- WHAT YOU NEED TO DO -
Take every line from the listing below that contains "style".

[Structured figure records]
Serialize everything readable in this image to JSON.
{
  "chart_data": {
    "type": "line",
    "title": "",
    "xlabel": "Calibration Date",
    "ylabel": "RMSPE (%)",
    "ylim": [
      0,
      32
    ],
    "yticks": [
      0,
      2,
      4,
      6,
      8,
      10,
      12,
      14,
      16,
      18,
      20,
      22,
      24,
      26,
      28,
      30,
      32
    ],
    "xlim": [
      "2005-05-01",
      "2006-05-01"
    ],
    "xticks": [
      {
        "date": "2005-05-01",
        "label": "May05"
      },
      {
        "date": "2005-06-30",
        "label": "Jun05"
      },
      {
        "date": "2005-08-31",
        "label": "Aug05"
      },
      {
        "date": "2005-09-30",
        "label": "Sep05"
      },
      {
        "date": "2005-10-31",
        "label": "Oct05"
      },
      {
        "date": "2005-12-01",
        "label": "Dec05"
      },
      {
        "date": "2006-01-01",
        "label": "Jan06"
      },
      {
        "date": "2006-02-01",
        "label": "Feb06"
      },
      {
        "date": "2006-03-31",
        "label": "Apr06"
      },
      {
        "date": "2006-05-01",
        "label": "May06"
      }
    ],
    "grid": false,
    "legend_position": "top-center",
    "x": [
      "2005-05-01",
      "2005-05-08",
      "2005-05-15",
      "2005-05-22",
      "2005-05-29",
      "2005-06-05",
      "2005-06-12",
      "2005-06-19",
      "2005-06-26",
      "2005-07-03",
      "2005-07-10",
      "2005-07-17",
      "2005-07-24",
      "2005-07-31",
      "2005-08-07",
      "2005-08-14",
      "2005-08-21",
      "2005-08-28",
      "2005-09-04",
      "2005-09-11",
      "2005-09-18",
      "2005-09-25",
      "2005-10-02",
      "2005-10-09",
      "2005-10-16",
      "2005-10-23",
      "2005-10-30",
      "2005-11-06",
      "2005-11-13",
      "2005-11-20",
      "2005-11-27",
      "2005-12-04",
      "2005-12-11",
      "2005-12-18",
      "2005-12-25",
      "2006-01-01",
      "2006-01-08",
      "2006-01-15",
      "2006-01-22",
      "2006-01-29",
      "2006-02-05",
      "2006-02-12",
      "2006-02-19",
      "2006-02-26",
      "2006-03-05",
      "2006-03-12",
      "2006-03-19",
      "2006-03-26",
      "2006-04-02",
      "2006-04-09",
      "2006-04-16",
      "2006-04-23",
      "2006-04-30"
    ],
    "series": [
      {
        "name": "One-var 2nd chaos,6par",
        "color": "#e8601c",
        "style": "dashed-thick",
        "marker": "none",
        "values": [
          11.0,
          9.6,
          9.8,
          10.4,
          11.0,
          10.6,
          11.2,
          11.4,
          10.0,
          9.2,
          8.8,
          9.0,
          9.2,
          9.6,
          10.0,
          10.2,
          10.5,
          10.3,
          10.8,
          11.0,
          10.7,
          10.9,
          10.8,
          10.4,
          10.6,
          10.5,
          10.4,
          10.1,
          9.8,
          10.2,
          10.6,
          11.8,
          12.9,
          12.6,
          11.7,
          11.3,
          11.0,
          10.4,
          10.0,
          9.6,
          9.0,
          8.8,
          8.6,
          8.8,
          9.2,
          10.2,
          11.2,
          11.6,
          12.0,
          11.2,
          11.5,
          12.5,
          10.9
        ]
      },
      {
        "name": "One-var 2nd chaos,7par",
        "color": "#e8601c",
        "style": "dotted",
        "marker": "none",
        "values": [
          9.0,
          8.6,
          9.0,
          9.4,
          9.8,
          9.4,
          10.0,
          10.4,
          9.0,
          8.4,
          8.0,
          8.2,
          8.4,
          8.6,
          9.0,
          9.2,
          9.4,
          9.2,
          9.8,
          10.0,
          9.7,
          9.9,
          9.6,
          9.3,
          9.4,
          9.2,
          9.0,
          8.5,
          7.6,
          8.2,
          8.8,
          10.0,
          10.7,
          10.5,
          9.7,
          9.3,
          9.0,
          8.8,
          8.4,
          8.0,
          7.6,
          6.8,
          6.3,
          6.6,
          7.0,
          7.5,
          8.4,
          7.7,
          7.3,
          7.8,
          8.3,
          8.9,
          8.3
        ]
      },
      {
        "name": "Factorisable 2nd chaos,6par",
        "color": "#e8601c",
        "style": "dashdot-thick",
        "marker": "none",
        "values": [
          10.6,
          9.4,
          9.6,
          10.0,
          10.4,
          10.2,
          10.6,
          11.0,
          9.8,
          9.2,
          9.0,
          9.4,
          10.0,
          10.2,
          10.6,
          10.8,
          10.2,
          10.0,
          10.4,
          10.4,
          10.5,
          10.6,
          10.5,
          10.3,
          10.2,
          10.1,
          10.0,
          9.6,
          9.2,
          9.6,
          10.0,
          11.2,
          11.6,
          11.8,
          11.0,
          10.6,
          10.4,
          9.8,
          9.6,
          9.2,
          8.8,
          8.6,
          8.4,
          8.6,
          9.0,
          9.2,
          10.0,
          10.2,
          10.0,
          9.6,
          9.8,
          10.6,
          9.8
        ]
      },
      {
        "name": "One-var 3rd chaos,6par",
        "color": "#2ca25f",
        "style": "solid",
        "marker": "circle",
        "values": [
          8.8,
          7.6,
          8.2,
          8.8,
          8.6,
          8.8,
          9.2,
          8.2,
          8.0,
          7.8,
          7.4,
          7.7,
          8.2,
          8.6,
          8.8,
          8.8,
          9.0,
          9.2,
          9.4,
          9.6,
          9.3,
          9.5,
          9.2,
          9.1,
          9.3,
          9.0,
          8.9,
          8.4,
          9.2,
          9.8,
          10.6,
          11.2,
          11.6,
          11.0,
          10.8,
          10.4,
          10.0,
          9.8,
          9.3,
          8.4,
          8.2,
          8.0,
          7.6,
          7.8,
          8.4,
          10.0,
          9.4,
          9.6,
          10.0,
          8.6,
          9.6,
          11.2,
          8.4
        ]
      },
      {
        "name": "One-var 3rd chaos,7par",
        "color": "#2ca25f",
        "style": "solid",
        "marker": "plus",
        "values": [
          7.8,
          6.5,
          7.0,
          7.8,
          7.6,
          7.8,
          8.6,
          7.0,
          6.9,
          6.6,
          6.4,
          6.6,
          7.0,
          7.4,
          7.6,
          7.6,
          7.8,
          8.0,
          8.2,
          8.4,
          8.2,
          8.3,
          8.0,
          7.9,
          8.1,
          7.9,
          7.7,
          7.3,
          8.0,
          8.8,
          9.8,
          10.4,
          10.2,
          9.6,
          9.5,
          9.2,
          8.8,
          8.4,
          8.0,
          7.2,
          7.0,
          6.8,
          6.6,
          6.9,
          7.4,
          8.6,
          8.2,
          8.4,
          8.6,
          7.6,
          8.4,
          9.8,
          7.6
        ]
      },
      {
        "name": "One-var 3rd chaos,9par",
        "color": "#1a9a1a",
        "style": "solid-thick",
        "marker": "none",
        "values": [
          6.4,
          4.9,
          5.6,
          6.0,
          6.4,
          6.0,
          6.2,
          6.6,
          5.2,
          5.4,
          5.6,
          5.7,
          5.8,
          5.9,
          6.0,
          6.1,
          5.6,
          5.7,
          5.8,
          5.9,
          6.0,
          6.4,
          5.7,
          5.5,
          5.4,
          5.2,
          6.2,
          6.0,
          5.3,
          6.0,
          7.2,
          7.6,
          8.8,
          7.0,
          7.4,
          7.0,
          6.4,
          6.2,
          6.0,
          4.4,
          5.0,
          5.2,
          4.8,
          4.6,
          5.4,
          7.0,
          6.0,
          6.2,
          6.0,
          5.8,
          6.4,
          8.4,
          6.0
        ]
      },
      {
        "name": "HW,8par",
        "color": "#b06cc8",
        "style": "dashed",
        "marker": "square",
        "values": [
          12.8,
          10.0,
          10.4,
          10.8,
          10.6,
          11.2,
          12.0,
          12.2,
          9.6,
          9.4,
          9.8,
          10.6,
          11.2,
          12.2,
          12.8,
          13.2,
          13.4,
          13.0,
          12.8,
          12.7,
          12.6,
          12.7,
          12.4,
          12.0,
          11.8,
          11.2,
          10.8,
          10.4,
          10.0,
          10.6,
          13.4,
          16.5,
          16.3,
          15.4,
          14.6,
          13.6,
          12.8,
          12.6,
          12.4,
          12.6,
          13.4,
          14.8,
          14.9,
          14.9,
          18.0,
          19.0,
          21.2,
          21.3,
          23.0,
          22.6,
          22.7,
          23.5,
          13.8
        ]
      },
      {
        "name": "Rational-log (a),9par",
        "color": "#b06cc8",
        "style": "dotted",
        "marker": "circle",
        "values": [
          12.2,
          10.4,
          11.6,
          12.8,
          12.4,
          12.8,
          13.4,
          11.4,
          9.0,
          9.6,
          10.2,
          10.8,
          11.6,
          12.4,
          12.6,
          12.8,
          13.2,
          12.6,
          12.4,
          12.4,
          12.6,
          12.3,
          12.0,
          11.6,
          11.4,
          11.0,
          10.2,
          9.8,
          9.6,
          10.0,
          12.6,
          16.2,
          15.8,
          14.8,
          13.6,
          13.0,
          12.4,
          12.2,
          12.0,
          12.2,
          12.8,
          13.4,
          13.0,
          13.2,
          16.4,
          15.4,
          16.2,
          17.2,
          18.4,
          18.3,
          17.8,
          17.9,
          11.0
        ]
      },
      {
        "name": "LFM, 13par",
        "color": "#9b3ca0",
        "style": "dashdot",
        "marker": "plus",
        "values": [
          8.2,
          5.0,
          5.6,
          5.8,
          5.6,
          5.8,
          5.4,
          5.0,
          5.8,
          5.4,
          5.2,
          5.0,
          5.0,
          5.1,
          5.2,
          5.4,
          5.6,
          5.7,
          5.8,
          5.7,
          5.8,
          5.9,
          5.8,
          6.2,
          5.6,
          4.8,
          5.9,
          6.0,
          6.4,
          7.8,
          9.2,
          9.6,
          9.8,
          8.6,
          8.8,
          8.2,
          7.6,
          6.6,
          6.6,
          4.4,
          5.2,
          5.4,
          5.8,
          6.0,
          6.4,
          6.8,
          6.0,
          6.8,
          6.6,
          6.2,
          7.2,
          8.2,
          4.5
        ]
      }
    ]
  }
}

- SOLUTION TO THIS PROBLEM -
        "style": "dashed-thick",
        "style": "dotted",
        "style": "dashdot-thick",
        "style": "solid",
        "style": "solid",
        "style": "solid-thick",
        "style": "dashed",
        "style": "dotted",
        "style": "dashdot",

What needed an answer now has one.